* Exercise: Copy verbatim the stretch of the data from the line containing "article-10-body (2, 1203, 958, 1286)" through the line containing "article-7 (2, 271, 958, 326)", including both of those lines.

* Available records:

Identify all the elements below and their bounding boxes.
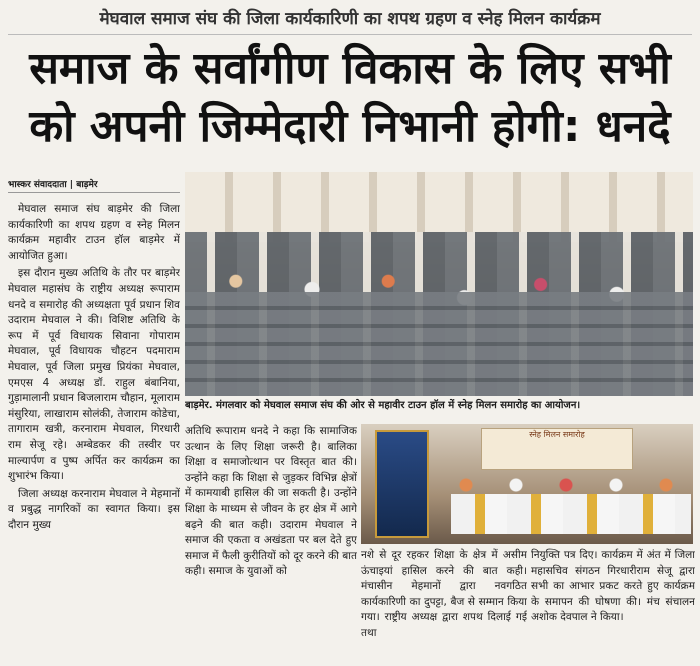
article-column-2: अतिथि रूपाराम धनदे ने कहा कि सामाजिक उत्थान के लिए शिक्षा जरूरी है। बालिका शिक्षा व समाजोत्थान पर विस्तृत बात की। उन्होंने कहा कि शिक्षा से जुड़कर विभिन्न क्षेत्रों में कामयाबी हासिल की जा सकती है। उन्होंने शिक्षा के माध्यम से जीवन के हर क्षेत्र में आगे बढ़ने की बात कही। उदाराम मेघवाल ने समाज की एकता व अखंडता पर बल देते हुए समाज में फैली कुरीतियों को दूर करने की बात कही। समाज के युवाओं को — [185, 425, 357, 578]
article-headline — [6, 40, 694, 156]
photo-ambedkar-poster — [375, 430, 429, 538]
headline-line-1: समाज के सर्वांगीण विकास के लिए सभी — [29, 43, 671, 94]
photo-stage-banner: स्नेह मिलन समारोह — [481, 428, 633, 470]
byline: भास्कर संवाददाता | बाड़मेर — [8, 178, 180, 193]
headline-line-2: को अपनी जिम्मेदारी निभानी होगी: धनदे — [29, 101, 671, 152]
paragraph: इस दौरान मुख्य अतिथि के तौर पर बाड़मेर मेघवाल महासंघ के राष्ट्रीय अध्यक्ष रूपाराम धनदे व समारोह की अध्यक्षता पूर्व प्रधान शिव उदाराम मेघवाल ने की। विशिष्ट अतिथि के रूप में पूर्व विधायक सिवाना गोपाराम मेघवाल, पूर्व विधायक चौहटन पदमाराम मेघवाल, पूर्व जिला प्रमुख प्रियंका मेघवाल, एमएस 4 अध्यक्ष डॉ. राहुल बंबानिया, गुड़ामालानी प्रधान बिजलाराम चौहान, मूलाराम मंसुरिया, लाखाराम सोलंकी, तेजाराम कोडेचा, तागाराम खत्री, करनाराम मेघवाल, गिरधारी राम सेजू रहे। अम्बेडकर की तस्वीर पर माल्यार्पण व पुष्प अर्पित कर कार्यक्रम का शुभारंभ किया। — [8, 267, 180, 483]
article-column-1 — [8, 202, 180, 662]
event-photo-stage — [361, 424, 693, 544]
paragraph: मेघवाल समाज संघ बाड़मेर की जिला कार्यकारिणी का शपथ ग्रहण व स्नेह मिलन कार्यक्रम महावीर टाउन हॉल बाड़मेर में आयोजित हुआ। — [8, 203, 180, 262]
article-column-3: नशे से दूर रहकर शिक्षा के क्षेत्र में असीम ऊंचाइयां हासिल करने की बात कही। मंचासीन मेहमानों द्वारा नवगठित कार्यकारिणी का दुपट्टा, बैज से सम्मान किया गया। राष्ट्रीय अध्यक्ष द्वारा शपथ दिलाई गई तथा — [361, 549, 527, 639]
paragraph: जिला अध्यक्ष करनाराम मेघवाल ने मेहमानों व प्रबुद्ध नागरिकों का स्वागत किया। इस दौरान मुख्य — [8, 487, 180, 531]
photo-stage-table — [451, 494, 691, 534]
photo-caption: बाड़मेर. मंगलवार को मेघवाल समाज संघ की ओर से महावीर टाउन हॉल में स्नेह मिलन समारोह का आयोजन। — [185, 397, 693, 415]
article-column-4: नियुक्ति पत्र दिए। कार्यक्रम में अंत में जिला महासचिव संगठन गिरधारीराम सेजू द्वारा सभी का आभार प्रकट करते हुए कार्यक्रम के समापन की घोषणा की। मंच संचालन अशोक देवपाल ने किया। — [531, 549, 695, 624]
event-photo-audience — [185, 172, 693, 396]
article-kicker: मेघवाल समाज संघ की जिला कार्यकारिणी का शपथ ग्रहण व स्नेह मिलन कार्यक्रम — [8, 4, 692, 35]
photo-seat-rows — [185, 292, 693, 396]
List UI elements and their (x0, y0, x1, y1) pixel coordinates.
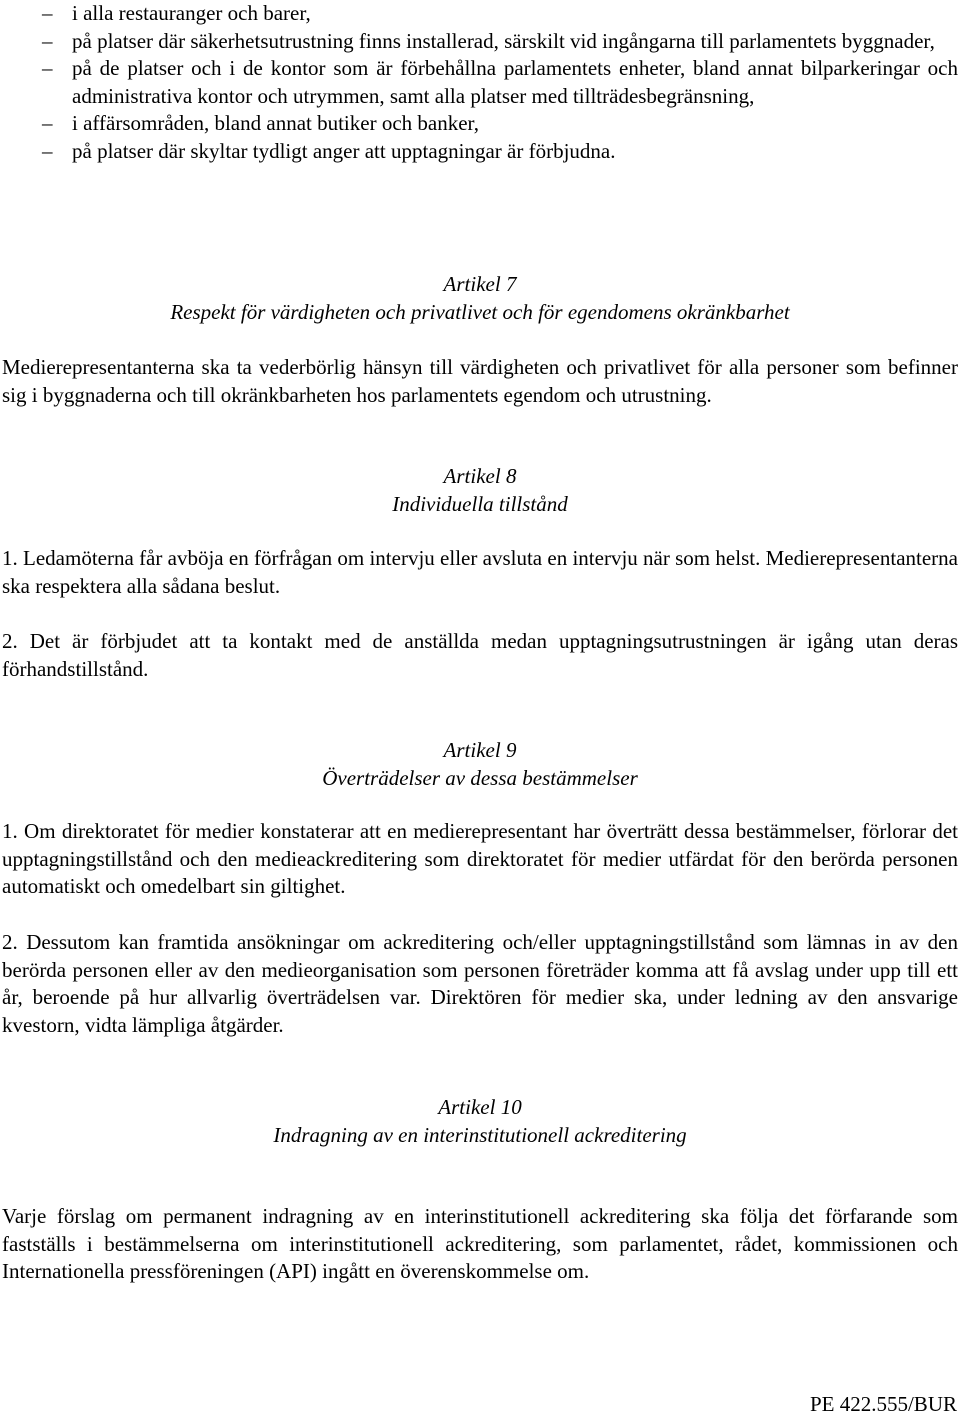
article-10-body (2, 1203, 958, 1286)
list-item-text: på platser där skyltar tydligt anger att upptagningar är förbjudna. (72, 138, 616, 163)
article-9-body-2 (2, 929, 958, 1039)
list-item-text: på de platser och i de kontor som är förbehållna parlamentets enheter, bland annat bilparkeringar och administrativa kontor och utrymmen, samt alla platser med tillträdesbegränsning, (72, 56, 958, 108)
dash-marker: – (42, 56, 53, 80)
article-8-body-2 (2, 628, 958, 683)
article-8-paragraph-2: 2. Det är förbjudet att ta kontakt med de anställda medan upptagningsutrustningen är igång utan deras förhandstillstånd. (2, 629, 958, 681)
article-10-number: Artikel 10 (438, 1095, 522, 1119)
article-7-number: Artikel 7 (443, 272, 517, 296)
dash-marker: – (42, 28, 53, 53)
list-item (2, 110, 958, 138)
article-9-paragraph-1: 1. Om direktoratet för medier konstaterar att en medierepresentant har överträtt dessa bestämmelser, förlorar det upptagningstillstånd och den medieackreditering som direktoratet för medier utfärdat för den berörda personen automatiskt och omedelbart sin giltighet. (2, 819, 958, 898)
article-10-title: Indragning av en interinstitutionell ackreditering (273, 1122, 687, 1147)
dash-marker: – (42, 111, 53, 135)
article-7 (2, 271, 958, 326)
article-9-paragraph-2: 2. Dessutom kan framtida ansökningar om ackreditering och/eller upptagningstillstånd som lämnas in av den berörda personen eller av den medieorganisation som personen företräder komma att få avslag under upp till ett år, beroende på hur allvarlig överträdelsen var. Direktören för medier ska, under ledning av den ansvarige kvestorn, vidta lämpliga åtgärder. (2, 930, 958, 1037)
dash-marker: – (42, 1, 53, 25)
list-item (2, 138, 958, 166)
article-10-paragraph: Varje förslag om permanent indragning av en interinstitutionell ackreditering ska följa det förfarande som fastställs i bestämmelserna om interinstitutionell ackreditering, som parlamentet, rådet, kommissionen och Internationella pressföreningen (API) ingått en överenskommelse om. (2, 1204, 958, 1283)
article-7-paragraph: Medierepresentanterna ska ta vederbörlig hänsyn till värdigheten och privatlivet för alla personer som befinner sig i byggnaderna och till okränkbarheten hos parlamentets egendom och utrustning. (2, 355, 958, 407)
article-8-number: Artikel 8 (443, 464, 517, 488)
article-10 (2, 1094, 958, 1149)
list-item (2, 0, 958, 28)
article-9-body-1 (2, 818, 958, 901)
article-9 (2, 737, 958, 792)
document-reference: PE 422.555/BUR (809, 1392, 957, 1416)
dash-marker: – (42, 138, 53, 163)
list-item (2, 28, 958, 56)
list-item-text: i affärsområden, bland annat butiker och banker, (72, 111, 479, 135)
article-7-body (2, 354, 958, 409)
list-item-text: i alla restauranger och barer, (72, 1, 311, 25)
article-9-title: Överträdelser av dessa bestämmelser (322, 765, 638, 790)
list-item-text: på platser där säkerhetsutrustning finns installerad, särskilt vid ingångarna till parlamentets byggnader, (72, 28, 935, 53)
article-8-body-1 (2, 545, 958, 600)
list-item (2, 55, 958, 110)
article-9-number: Artikel 9 (443, 738, 517, 762)
article-8 (2, 463, 958, 518)
article-8-title: Individuella tillstånd (392, 491, 568, 516)
article-8-paragraph-1: 1. Ledamöterna får avböja en förfrågan om intervju eller avsluta en intervju när som helst. Medierepresentanterna ska respektera alla sådana beslut. (2, 546, 958, 598)
article-7-title: Respekt för värdigheten och privatlivet och för egendomens okränkbarhet (170, 299, 790, 324)
bullet-list (2, 0, 958, 165)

* Result of the exercise:
article-10-body (2, 1203, 958, 1286)
list-item-text: på platser där skyltar tydligt anger att upptagningar är förbjudna. (72, 138, 616, 163)
article-9-body-2 (2, 929, 958, 1039)
list-item-text: på de platser och i de kontor som är förbehållna parlamentets enheter, bland annat bilparkeringar och administrativa kontor och utrymmen, samt alla platser med tillträdesbegränsning, (72, 56, 958, 108)
dash-marker: – (42, 56, 53, 80)
article-8-body-2 (2, 628, 958, 683)
article-8-paragraph-2: 2. Det är förbjudet att ta kontakt med de anställda medan upptagningsutrustningen är igång utan deras förhandstillstånd. (2, 629, 958, 681)
article-10-number: Artikel 10 (438, 1095, 522, 1119)
article-7-number: Artikel 7 (443, 272, 517, 296)
dash-marker: – (42, 28, 53, 53)
list-item (2, 110, 958, 138)
article-9-paragraph-1: 1. Om direktoratet för medier konstaterar att en medierepresentant har överträtt dessa bestämmelser, förlorar det upptagningstillstånd och den medieackreditering som direktoratet för medier utfärdat för den berörda personen automatiskt och omedelbart sin giltighet. (2, 819, 958, 898)
article-10-title: Indragning av en interinstitutionell ackreditering (273, 1122, 687, 1147)
dash-marker: – (42, 111, 53, 135)
article-7 (2, 271, 958, 326)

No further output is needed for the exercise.